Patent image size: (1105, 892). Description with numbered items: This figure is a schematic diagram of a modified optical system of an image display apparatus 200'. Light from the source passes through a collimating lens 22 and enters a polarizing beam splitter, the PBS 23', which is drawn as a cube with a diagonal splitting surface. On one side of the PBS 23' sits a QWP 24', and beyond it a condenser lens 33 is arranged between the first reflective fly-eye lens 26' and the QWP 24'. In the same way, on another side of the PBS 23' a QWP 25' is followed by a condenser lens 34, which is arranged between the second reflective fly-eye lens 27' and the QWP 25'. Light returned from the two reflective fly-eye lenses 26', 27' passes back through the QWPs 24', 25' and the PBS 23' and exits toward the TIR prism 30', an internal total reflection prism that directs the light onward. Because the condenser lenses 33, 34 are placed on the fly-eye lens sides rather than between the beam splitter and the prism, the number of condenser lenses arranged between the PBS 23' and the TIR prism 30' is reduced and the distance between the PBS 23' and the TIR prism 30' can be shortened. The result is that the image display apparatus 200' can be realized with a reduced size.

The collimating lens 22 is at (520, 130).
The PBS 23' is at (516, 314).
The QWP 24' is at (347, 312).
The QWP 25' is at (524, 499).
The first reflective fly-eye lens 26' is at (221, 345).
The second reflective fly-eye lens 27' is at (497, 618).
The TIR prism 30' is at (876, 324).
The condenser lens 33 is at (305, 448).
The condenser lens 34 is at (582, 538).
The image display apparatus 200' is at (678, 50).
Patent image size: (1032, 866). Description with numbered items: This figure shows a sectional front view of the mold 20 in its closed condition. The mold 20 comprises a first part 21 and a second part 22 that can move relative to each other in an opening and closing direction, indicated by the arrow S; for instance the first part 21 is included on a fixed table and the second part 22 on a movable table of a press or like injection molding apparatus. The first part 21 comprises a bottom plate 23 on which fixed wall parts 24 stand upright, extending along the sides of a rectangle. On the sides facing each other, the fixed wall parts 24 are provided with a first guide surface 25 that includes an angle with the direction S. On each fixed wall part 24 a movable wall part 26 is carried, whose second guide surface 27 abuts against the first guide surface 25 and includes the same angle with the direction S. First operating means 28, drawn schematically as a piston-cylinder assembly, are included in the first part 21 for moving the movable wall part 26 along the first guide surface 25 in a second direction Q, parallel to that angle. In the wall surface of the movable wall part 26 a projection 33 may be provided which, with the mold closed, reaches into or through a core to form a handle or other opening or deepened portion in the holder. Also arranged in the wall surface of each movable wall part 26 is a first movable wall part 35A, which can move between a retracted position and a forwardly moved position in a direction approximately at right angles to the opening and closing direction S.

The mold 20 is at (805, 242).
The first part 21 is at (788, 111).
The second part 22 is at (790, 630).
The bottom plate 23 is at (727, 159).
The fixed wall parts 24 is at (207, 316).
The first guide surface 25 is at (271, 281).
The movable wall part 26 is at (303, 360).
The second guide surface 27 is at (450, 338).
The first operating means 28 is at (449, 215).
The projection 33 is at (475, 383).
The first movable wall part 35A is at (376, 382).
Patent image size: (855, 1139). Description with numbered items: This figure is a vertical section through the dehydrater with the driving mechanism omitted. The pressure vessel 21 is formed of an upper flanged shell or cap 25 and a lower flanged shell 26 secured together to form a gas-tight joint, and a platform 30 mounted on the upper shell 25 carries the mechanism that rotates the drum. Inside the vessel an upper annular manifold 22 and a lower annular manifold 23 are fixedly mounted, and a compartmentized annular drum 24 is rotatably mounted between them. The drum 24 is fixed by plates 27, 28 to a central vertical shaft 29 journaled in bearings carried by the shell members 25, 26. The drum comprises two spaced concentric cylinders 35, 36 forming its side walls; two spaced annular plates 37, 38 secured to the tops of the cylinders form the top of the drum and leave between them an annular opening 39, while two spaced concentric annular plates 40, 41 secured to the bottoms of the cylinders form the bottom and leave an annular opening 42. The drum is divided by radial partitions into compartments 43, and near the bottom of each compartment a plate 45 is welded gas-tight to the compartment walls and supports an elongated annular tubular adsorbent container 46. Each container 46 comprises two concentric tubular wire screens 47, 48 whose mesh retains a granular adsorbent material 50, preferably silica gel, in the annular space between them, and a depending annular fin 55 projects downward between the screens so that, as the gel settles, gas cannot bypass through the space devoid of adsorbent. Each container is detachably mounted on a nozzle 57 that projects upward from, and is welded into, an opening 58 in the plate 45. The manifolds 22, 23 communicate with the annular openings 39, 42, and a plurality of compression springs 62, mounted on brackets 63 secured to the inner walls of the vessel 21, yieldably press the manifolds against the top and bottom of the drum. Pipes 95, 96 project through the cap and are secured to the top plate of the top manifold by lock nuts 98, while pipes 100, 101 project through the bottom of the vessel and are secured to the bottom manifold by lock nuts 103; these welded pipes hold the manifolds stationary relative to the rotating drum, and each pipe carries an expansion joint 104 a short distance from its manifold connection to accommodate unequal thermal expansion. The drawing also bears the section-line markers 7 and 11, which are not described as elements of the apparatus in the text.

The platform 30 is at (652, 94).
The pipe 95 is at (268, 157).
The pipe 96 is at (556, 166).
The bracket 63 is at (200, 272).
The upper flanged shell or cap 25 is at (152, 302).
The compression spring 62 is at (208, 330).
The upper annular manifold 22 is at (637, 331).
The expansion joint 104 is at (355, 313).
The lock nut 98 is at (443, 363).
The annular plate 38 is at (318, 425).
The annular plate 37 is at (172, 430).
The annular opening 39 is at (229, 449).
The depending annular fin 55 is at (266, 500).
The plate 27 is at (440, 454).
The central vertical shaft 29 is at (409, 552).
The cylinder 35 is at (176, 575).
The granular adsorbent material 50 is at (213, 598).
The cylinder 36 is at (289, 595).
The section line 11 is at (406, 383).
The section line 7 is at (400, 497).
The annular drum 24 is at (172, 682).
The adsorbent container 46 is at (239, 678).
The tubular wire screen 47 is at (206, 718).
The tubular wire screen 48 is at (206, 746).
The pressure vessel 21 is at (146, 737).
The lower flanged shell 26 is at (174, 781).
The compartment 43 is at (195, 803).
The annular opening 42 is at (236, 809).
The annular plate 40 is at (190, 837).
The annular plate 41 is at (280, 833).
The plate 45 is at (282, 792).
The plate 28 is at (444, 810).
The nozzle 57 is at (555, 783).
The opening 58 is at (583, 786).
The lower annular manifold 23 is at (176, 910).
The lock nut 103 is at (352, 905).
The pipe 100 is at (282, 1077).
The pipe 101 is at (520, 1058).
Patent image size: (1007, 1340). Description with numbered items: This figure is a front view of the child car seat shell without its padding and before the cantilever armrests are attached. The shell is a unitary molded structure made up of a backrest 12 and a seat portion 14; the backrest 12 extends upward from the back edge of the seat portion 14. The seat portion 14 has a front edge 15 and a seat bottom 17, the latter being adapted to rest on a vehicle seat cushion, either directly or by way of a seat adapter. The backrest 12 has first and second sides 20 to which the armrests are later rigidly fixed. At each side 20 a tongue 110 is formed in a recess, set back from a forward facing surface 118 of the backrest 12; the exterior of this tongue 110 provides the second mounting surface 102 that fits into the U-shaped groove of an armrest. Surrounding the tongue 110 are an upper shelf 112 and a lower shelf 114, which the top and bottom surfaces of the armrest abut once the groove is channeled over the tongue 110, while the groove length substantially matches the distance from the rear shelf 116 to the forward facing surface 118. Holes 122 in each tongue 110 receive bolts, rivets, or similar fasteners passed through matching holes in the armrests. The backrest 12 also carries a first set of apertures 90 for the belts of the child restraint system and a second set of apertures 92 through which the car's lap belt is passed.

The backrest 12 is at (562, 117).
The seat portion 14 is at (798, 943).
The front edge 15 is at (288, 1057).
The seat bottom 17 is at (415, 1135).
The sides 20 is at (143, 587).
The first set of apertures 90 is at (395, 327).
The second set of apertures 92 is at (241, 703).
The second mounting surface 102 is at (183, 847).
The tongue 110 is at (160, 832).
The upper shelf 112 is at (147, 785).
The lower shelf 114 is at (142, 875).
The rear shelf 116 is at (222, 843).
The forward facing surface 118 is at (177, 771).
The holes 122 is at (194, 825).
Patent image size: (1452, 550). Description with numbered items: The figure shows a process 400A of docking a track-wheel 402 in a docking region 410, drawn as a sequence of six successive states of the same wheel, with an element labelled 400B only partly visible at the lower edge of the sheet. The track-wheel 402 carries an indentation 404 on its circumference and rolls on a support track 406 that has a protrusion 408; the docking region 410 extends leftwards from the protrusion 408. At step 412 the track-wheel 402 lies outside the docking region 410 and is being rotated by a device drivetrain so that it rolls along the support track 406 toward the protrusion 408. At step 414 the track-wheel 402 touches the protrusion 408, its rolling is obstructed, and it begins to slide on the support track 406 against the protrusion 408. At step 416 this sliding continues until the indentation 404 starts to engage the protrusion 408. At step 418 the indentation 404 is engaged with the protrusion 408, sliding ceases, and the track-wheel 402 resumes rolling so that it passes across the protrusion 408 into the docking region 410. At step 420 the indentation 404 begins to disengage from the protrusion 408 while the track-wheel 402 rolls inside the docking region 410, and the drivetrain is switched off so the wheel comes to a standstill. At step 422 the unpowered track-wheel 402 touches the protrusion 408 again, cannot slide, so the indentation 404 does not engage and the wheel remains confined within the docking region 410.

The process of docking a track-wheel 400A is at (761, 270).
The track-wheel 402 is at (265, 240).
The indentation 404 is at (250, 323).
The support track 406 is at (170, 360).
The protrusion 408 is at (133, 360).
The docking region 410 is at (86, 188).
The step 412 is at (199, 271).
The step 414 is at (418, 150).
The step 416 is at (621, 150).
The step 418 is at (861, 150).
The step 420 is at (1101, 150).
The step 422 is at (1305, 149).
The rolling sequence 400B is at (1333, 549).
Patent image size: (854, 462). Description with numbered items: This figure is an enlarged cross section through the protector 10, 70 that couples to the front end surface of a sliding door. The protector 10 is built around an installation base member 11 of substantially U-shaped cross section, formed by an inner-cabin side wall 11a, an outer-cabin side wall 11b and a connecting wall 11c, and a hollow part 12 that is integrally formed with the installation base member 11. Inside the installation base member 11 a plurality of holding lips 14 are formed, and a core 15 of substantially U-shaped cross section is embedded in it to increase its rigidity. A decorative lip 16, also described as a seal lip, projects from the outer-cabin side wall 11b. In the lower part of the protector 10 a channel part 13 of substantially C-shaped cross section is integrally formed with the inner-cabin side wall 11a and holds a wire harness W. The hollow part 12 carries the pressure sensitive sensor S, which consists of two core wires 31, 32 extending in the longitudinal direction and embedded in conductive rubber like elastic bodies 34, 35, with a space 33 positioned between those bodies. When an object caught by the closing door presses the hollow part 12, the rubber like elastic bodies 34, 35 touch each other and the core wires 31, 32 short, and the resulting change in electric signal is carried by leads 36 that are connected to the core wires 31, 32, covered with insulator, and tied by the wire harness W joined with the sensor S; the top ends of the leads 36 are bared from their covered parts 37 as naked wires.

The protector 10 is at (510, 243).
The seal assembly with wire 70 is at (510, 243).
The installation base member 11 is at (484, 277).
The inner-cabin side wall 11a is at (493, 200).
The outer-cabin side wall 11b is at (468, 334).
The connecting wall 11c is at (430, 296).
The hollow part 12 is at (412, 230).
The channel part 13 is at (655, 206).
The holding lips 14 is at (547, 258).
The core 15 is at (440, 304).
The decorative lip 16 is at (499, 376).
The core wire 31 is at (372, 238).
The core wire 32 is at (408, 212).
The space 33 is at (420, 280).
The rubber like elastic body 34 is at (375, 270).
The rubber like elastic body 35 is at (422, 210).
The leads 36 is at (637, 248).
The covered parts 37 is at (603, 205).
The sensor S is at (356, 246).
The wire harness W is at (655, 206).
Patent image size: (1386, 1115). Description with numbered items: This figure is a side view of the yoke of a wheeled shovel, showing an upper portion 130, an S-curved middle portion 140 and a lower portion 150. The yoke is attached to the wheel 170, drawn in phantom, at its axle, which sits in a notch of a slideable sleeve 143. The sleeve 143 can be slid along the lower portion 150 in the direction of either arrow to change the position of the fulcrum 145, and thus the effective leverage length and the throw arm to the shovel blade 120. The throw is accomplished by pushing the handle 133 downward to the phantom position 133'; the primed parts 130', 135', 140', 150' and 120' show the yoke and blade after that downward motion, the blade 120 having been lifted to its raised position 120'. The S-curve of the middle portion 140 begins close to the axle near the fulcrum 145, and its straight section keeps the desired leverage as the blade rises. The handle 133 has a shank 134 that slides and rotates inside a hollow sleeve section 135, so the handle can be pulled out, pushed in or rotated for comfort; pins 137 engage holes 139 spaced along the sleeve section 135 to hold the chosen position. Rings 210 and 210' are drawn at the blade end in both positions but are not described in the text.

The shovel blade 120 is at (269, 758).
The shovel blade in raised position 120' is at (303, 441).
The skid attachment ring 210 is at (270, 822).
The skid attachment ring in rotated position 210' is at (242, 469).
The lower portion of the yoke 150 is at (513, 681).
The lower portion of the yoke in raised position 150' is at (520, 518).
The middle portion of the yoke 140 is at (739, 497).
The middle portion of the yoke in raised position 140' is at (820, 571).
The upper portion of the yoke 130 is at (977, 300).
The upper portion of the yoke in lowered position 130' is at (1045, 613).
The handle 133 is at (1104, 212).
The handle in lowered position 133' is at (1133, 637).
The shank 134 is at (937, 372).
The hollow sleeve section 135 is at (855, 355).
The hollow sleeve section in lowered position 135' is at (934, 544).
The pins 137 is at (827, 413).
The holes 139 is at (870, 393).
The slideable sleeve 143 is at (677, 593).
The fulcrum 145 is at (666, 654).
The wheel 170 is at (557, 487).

• REQUIRED WORK: Copy the lines of the material above word for word, starting at the line that contains "Patent image size: (1007, 1340)." and stopping after the line that contains "The holes 122 is at (194, 825).".

• ANSWER TO THE TASK:
Patent image size: (1007, 1340). Description with numbered items: This figure is a front view of the child car seat shell without its padding and before the cantilever armrests are attached. The shell is a unitary molded structure made up of a backrest 12 and a seat portion 14; the backrest 12 extends upward from the back edge of the seat portion 14. The seat portion 14 has a front edge 15 and a seat bottom 17, the latter being adapted to rest on a vehicle seat cushion, either directly or by way of a seat adapter. The backrest 12 has first and second sides 20 to which the armrests are later rigidly fixed. At each side 20 a tongue 110 is formed in a recess, set back from a forward facing surface 118 of the backrest 12; the exterior of this tongue 110 provides the second mounting surface 102 that fits into the U-shaped groove of an armrest. Surrounding the tongue 110 are an upper shelf 112 and a lower shelf 114, which the top and bottom surfaces of the armrest abut once the groove is channeled over the tongue 110, while the groove length substantially matches the distance from the rear shelf 116 to the forward facing surface 118. Holes 122 in each tongue 110 receive bolts, rivets, or similar fasteners passed through matching holes in the armrests. The backrest 12 also carries a first set of apertures 90 for the belts of the child restraint system and a second set of apertures 92 through which the car's lap belt is passed.

The backrest 12 is at (562, 117).
The seat portion 14 is at (798, 943).
The front edge 15 is at (288, 1057).
The seat bottom 17 is at (415, 1135).
The sides 20 is at (143, 587).
The first set of apertures 90 is at (395, 327).
The second set of apertures 92 is at (241, 703).
The second mounting surface 102 is at (183, 847).
The tongue 110 is at (160, 832).
The upper shelf 112 is at (147, 785).
The lower shelf 114 is at (142, 875).
The rear shelf 116 is at (222, 843).
The forward facing surface 118 is at (177, 771).
The holes 122 is at (194, 825).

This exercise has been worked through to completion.